* **Set exercise**
What follows is a set of records; repeat all of them exactly.

* **Data entries**
***

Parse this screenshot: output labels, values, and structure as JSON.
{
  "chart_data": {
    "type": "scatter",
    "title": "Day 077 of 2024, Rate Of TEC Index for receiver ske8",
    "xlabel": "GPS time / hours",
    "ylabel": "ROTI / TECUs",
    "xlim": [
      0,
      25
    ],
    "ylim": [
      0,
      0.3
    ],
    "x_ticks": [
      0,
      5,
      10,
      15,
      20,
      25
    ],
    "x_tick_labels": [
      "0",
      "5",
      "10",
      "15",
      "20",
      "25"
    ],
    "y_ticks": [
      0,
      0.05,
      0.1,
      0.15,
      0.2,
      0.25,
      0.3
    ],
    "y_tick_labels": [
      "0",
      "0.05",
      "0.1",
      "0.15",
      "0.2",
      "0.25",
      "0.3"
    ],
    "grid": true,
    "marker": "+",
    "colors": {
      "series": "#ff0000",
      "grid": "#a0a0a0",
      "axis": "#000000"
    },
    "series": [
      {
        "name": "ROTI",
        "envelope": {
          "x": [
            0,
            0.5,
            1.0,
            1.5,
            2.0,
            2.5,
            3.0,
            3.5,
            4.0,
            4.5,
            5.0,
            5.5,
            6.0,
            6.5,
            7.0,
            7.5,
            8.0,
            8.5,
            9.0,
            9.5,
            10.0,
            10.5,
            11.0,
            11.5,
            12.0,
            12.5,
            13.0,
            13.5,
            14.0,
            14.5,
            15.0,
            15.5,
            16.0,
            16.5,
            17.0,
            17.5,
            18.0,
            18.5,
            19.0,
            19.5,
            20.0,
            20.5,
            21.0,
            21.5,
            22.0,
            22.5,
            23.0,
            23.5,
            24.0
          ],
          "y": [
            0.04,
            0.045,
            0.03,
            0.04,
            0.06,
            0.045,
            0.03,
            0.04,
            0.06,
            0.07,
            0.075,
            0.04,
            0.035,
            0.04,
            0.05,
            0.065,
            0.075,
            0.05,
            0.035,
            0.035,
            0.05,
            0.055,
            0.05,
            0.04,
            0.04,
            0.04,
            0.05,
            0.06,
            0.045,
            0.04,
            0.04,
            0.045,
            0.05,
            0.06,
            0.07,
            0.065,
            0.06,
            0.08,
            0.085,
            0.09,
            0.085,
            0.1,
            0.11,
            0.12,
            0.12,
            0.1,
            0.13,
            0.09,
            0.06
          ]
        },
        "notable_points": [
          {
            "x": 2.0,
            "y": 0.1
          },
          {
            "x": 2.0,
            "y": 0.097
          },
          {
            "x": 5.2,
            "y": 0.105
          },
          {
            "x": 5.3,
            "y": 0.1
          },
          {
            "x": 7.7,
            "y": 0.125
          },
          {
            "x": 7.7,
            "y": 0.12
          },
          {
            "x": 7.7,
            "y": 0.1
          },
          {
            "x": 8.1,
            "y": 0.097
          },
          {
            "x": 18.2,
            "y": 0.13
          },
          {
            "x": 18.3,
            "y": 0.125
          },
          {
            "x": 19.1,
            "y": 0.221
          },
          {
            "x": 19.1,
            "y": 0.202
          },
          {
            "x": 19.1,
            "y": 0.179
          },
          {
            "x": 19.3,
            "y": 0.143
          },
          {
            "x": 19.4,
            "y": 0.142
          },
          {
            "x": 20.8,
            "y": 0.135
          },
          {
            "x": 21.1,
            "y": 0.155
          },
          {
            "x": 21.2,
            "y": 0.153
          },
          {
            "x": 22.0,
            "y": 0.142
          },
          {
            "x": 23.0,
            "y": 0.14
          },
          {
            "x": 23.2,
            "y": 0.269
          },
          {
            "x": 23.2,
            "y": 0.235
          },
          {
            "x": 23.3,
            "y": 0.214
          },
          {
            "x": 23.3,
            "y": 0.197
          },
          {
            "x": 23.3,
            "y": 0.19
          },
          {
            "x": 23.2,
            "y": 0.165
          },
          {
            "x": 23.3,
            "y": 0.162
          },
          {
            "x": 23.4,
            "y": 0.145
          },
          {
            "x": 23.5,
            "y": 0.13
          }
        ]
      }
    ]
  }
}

***

* **Written response**
Parse this screenshot: output labels, values, and structure as JSON.
{
  "chart_data": {
    "type": "scatter",
    "title": "Day 077 of 2024, Rate Of TEC Index for receiver ske8",
    "xlabel": "GPS time / hours",
    "ylabel": "ROTI / TECUs",
    "xlim": [
      0,
      25
    ],
    "ylim": [
      0,
      0.3
    ],
    "x_ticks": [
      0,
      5,
      10,
      15,
      20,
      25
    ],
    "x_tick_labels": [
      "0",
      "5",
      "10",
      "15",
      "20",
      "25"
    ],
    "y_ticks": [
      0,
      0.05,
      0.1,
      0.15,
      0.2,
      0.25,
      0.3
    ],
    "y_tick_labels": [
      "0",
      "0.05",
      "0.1",
      "0.15",
      "0.2",
      "0.25",
      "0.3"
    ],
    "grid": true,
    "marker": "+",
    "colors": {
      "series": "#ff0000",
      "grid": "#a0a0a0",
      "axis": "#000000"
    },
    "series": [
      {
        "name": "ROTI",
        "envelope": {
          "x": [
            0,
            0.5,
            1.0,
            1.5,
            2.0,
            2.5,
            3.0,
            3.5,
            4.0,
            4.5,
            5.0,
            5.5,
            6.0,
            6.5,
            7.0,
            7.5,
            8.0,
            8.5,
            9.0,
            9.5,
            10.0,
            10.5,
            11.0,
            11.5,
            12.0,
            12.5,
            13.0,
            13.5,
            14.0,
            14.5,
            15.0,
            15.5,
            16.0,
            16.5,
            17.0,
            17.5,
            18.0,
            18.5,
            19.0,
            19.5,
            20.0,
            20.5,
            21.0,
            21.5,
            22.0,
            22.5,
            23.0,
            23.5,
            24.0
          ],
          "y": [
            0.04,
            0.045,
            0.03,
            0.04,
            0.06,
            0.045,
            0.03,
            0.04,
            0.06,
            0.07,
            0.075,
            0.04,
            0.035,
            0.04,
            0.05,
            0.065,
            0.075,
            0.05,
            0.035,
            0.035,
            0.05,
            0.055,
            0.05,
            0.04,
            0.04,
            0.04,
            0.05,
            0.06,
            0.045,
            0.04,
            0.04,
            0.045,
            0.05,
            0.06,
            0.07,
            0.065,
            0.06,
            0.08,
            0.085,
            0.09,
            0.085,
            0.1,
            0.11,
            0.12,
            0.12,
            0.1,
            0.13,
            0.09,
            0.06
          ]
        },
        "notable_points": [
          {
            "x": 2.0,
            "y": 0.1
          },
          {
            "x": 2.0,
            "y": 0.097
          },
          {
            "x": 5.2,
            "y": 0.105
          },
          {
            "x": 5.3,
            "y": 0.1
          },
          {
            "x": 7.7,
            "y": 0.125
          },
          {
            "x": 7.7,
            "y": 0.12
          },
          {
            "x": 7.7,
            "y": 0.1
          },
          {
            "x": 8.1,
            "y": 0.097
          },
          {
            "x": 18.2,
            "y": 0.13
          },
          {
            "x": 18.3,
            "y": 0.125
          },
          {
            "x": 19.1,
            "y": 0.221
          },
          {
            "x": 19.1,
            "y": 0.202
          },
          {
            "x": 19.1,
            "y": 0.179
          },
          {
            "x": 19.3,
            "y": 0.143
          },
          {
            "x": 19.4,
            "y": 0.142
          },
          {
            "x": 20.8,
            "y": 0.135
          },
          {
            "x": 21.1,
            "y": 0.155
          },
          {
            "x": 21.2,
            "y": 0.153
          },
          {
            "x": 22.0,
            "y": 0.142
          },
          {
            "x": 23.0,
            "y": 0.14
          },
          {
            "x": 23.2,
            "y": 0.269
          },
          {
            "x": 23.2,
            "y": 0.235
          },
          {
            "x": 23.3,
            "y": 0.214
          },
          {
            "x": 23.3,
            "y": 0.197
          },
          {
            "x": 23.3,
            "y": 0.19
          },
          {
            "x": 23.2,
            "y": 0.165
          },
          {
            "x": 23.3,
            "y": 0.162
          },
          {
            "x": 23.4,
            "y": 0.145
          },
          {
            "x": 23.5,
            "y": 0.13
          }
        ]
      }
    ]
  }
}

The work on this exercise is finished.